[RECORDED INFORMATION]:

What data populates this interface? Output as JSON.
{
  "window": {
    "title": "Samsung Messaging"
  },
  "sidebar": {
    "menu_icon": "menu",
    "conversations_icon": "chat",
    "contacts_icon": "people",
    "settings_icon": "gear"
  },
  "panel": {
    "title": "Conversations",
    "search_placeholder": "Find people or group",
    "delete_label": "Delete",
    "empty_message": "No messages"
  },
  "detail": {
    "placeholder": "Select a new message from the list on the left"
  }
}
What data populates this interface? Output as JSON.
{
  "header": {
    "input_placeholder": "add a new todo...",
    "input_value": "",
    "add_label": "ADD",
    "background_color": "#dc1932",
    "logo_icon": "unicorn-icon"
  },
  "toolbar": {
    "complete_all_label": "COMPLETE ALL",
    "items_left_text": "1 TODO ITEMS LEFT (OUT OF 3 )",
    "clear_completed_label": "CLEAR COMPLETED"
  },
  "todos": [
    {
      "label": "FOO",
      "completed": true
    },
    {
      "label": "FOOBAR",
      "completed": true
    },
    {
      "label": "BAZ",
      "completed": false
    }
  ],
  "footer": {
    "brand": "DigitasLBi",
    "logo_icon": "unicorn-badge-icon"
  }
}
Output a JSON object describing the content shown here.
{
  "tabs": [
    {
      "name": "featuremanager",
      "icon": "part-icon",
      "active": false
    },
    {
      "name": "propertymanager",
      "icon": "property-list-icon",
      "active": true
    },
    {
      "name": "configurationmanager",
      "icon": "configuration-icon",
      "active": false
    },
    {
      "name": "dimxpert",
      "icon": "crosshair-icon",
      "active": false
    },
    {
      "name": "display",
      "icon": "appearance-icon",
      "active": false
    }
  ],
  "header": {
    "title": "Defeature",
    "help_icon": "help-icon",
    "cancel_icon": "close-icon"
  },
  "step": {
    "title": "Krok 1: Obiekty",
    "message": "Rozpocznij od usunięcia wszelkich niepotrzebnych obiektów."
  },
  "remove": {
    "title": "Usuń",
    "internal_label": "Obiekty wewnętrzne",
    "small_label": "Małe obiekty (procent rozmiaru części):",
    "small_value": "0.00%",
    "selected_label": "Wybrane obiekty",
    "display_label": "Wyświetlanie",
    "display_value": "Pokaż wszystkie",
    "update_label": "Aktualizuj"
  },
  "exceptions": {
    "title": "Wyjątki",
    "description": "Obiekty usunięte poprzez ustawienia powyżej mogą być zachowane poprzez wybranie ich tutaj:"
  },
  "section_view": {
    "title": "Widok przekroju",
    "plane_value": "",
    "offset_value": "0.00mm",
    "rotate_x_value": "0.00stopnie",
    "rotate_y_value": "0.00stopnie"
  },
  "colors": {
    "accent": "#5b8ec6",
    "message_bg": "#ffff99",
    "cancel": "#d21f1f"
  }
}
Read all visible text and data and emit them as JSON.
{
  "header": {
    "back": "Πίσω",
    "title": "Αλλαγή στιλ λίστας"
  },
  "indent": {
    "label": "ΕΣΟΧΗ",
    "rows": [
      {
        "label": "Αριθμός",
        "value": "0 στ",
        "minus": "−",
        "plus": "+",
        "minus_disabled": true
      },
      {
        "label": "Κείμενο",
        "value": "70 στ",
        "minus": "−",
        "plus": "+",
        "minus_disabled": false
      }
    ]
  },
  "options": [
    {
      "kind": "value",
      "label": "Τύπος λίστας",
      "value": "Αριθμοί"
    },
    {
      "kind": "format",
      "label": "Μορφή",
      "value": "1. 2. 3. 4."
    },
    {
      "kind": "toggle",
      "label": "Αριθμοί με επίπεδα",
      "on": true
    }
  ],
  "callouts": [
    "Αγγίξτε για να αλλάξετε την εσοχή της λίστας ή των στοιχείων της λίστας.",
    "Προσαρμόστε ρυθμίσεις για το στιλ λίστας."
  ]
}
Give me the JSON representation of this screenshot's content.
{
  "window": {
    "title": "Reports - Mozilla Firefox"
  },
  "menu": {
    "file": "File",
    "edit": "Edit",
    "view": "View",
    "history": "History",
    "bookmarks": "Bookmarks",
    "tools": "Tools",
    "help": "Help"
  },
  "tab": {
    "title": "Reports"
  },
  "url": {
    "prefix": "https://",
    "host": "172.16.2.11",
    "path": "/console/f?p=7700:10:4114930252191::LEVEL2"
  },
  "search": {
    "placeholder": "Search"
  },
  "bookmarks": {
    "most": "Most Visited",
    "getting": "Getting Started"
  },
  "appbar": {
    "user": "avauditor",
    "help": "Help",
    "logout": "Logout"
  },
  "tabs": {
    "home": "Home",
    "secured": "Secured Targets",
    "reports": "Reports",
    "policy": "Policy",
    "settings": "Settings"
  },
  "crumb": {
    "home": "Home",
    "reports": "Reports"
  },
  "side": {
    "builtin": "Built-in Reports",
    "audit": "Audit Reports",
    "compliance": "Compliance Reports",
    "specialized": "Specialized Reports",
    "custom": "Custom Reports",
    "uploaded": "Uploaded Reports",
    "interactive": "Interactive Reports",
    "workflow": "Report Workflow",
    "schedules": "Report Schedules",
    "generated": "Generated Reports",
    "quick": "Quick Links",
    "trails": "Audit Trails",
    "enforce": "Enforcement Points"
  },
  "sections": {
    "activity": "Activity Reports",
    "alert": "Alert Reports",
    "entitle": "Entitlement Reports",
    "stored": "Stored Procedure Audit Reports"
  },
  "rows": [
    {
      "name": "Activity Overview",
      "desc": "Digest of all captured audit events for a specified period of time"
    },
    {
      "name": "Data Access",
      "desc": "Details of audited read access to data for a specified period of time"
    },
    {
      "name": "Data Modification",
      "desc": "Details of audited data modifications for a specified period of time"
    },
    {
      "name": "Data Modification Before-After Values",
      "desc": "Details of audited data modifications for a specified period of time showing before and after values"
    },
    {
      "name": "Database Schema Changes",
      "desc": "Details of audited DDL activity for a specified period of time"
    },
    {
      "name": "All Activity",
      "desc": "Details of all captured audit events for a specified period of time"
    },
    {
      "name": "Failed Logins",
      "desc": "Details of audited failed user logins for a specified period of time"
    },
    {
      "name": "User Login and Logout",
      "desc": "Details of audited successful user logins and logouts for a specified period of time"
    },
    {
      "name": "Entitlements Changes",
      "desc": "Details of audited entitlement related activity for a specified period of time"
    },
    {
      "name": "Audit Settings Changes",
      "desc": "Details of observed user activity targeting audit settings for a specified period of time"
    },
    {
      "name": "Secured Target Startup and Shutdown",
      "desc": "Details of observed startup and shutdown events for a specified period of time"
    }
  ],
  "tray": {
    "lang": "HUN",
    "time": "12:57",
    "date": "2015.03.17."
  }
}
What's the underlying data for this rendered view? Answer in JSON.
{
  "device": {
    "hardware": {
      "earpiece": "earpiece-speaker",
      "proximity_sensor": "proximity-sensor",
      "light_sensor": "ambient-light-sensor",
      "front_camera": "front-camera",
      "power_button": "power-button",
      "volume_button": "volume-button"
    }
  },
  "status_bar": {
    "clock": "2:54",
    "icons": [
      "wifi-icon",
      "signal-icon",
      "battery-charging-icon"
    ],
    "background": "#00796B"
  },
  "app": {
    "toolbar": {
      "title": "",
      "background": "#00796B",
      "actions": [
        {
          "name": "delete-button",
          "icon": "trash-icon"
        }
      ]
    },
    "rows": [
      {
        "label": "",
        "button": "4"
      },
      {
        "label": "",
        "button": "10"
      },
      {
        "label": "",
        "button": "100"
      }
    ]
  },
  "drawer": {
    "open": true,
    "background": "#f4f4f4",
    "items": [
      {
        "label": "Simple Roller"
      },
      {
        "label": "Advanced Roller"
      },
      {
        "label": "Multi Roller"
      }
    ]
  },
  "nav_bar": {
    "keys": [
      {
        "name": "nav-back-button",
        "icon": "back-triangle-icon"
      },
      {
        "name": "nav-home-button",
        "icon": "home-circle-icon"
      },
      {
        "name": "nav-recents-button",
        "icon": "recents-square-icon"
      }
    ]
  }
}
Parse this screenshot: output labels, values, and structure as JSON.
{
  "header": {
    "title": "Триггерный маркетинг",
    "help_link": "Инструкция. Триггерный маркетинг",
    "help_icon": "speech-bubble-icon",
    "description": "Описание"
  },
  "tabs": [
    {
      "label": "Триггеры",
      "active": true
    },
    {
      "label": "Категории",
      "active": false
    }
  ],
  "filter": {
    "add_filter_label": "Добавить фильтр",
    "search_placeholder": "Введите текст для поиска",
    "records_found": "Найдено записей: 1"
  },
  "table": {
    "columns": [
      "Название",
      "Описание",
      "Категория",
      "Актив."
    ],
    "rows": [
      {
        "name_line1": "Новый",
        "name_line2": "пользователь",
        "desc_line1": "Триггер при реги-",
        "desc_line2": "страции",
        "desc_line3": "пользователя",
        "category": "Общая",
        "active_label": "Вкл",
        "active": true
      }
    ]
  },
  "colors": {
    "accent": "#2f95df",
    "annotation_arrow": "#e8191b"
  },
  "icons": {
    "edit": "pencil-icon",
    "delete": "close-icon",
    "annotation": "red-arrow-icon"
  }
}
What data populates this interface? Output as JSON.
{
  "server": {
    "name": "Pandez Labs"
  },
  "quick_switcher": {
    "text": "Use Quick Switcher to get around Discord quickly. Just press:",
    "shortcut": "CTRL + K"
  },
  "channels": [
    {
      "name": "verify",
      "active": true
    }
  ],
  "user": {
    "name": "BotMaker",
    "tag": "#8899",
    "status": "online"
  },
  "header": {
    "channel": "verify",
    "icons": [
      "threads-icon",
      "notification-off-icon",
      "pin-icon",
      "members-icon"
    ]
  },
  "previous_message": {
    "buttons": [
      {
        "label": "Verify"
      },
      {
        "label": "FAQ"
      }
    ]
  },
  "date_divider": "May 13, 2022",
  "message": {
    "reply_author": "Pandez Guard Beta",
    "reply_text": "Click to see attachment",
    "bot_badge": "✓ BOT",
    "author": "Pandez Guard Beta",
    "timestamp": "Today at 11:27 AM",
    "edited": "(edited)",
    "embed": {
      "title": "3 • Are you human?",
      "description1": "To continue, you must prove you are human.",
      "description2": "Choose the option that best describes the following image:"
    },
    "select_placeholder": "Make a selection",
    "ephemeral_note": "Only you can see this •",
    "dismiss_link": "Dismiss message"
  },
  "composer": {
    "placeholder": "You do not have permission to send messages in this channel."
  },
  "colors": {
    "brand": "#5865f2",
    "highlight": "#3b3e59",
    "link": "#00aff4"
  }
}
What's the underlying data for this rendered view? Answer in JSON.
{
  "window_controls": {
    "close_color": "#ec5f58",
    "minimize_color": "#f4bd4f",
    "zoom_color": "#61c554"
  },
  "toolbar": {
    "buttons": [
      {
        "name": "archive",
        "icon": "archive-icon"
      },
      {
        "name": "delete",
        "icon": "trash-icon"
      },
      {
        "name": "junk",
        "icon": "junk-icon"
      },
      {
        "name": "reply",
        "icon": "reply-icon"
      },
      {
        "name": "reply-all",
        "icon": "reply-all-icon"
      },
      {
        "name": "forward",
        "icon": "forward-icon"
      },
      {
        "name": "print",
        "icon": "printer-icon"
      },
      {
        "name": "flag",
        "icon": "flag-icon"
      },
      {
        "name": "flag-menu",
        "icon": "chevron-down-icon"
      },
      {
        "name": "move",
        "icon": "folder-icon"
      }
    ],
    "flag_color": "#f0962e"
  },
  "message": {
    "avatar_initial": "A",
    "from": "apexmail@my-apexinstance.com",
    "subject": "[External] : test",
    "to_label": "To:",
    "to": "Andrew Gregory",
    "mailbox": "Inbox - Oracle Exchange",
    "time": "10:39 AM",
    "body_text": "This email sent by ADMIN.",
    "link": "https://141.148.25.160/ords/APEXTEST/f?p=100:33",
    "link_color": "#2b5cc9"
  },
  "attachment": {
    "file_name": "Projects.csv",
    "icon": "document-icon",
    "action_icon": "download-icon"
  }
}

[EXERCISE PROMPT]: Go through the records above, find every line with the word "https", and list those lines.

[TASK RESPONSE]:
    "prefix": "https://",
    "link": "https://141.148.25.160/ords/APEXTEST/f?p=100:33",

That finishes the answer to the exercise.